> **EXERCISE**: Would you transcribe the whole listing exactly, minus its pictures?

═══

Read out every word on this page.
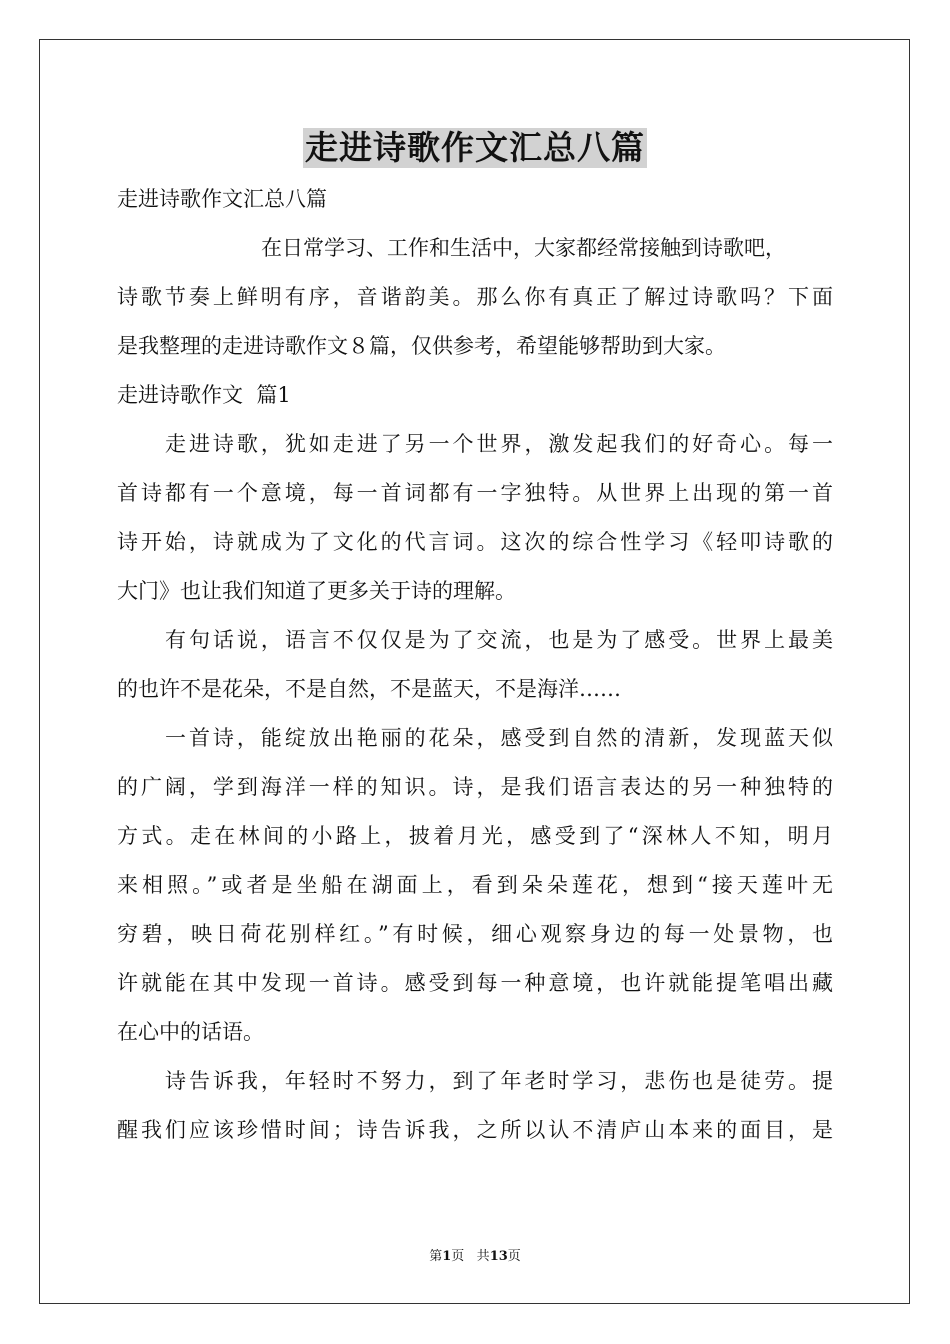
走进诗歌作文汇总八篇
走进诗歌作文汇总八篇
在日常学习、工作和生活中，大家都经常接触到诗歌吧，
诗歌节奏上鲜明有序，音谐韵美。那么你有真正了解过诗歌吗？下面
是我整理的走进诗歌作文８篇，仅供参考，希望能够帮助到大家。
走进诗歌作文  篇1
走进诗歌，犹如走进了另一个世界，激发起我们的好奇心。每一
首诗都有一个意境，每一首词都有一字独特。从世界上出现的第一首
诗开始，诗就成为了文化的代言词。这次的综合性学习《轻叩诗歌的
大门》也让我们知道了更多关于诗的理解。
有句话说，语言不仅仅是为了交流，也是为了感受。世界上最美
的也许不是花朵，不是自然，不是蓝天，不是海洋……
一首诗，能绽放出艳丽的花朵，感受到自然的清新，发现蓝天似
的广阔，学到海洋一样的知识。诗，是我们语言表达的另一种独特的
方式。走在林间的小路上，披着月光，感受到了“深林人不知，明月
来相照。”或者是坐船在湖面上，看到朵朵莲花，想到“接天莲叶无
穷碧，映日荷花别样红。”有时候，细心观察身边的每一处景物，也
许就能在其中发现一首诗。感受到每一种意境，也许就能提笔唱出藏
在心中的话语。
诗告诉我，年轻时不努力，到了年老时学习，悲伤也是徒劳。提
醒我们应该珍惜时间；诗告诉我，之所以认不清庐山本来的面目，是
第1页 共13页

═══

> **WORKED ANSWER**:
Read out every word on this page.
走进诗歌作文汇总八篇
走进诗歌作文汇总八篇
在日常学习、工作和生活中，大家都经常接触到诗歌吧，
诗歌节奏上鲜明有序，音谐韵美。那么你有真正了解过诗歌吗？下面
是我整理的走进诗歌作文８篇，仅供参考，希望能够帮助到大家。
走进诗歌作文  篇1
走进诗歌，犹如走进了另一个世界，激发起我们的好奇心。每一
首诗都有一个意境，每一首词都有一字独特。从世界上出现的第一首
诗开始，诗就成为了文化的代言词。这次的综合性学习《轻叩诗歌的
大门》也让我们知道了更多关于诗的理解。
有句话说，语言不仅仅是为了交流，也是为了感受。世界上最美
的也许不是花朵，不是自然，不是蓝天，不是海洋……
一首诗，能绽放出艳丽的花朵，感受到自然的清新，发现蓝天似
的广阔，学到海洋一样的知识。诗，是我们语言表达的另一种独特的
方式。走在林间的小路上，披着月光，感受到了“深林人不知，明月
来相照。”或者是坐船在湖面上，看到朵朵莲花，想到“接天莲叶无
穷碧，映日荷花别样红。”有时候，细心观察身边的每一处景物，也
许就能在其中发现一首诗。感受到每一种意境，也许就能提笔唱出藏
在心中的话语。
诗告诉我，年轻时不努力，到了年老时学习，悲伤也是徒劳。提
醒我们应该珍惜时间；诗告诉我，之所以认不清庐山本来的面目，是
第1页 共13页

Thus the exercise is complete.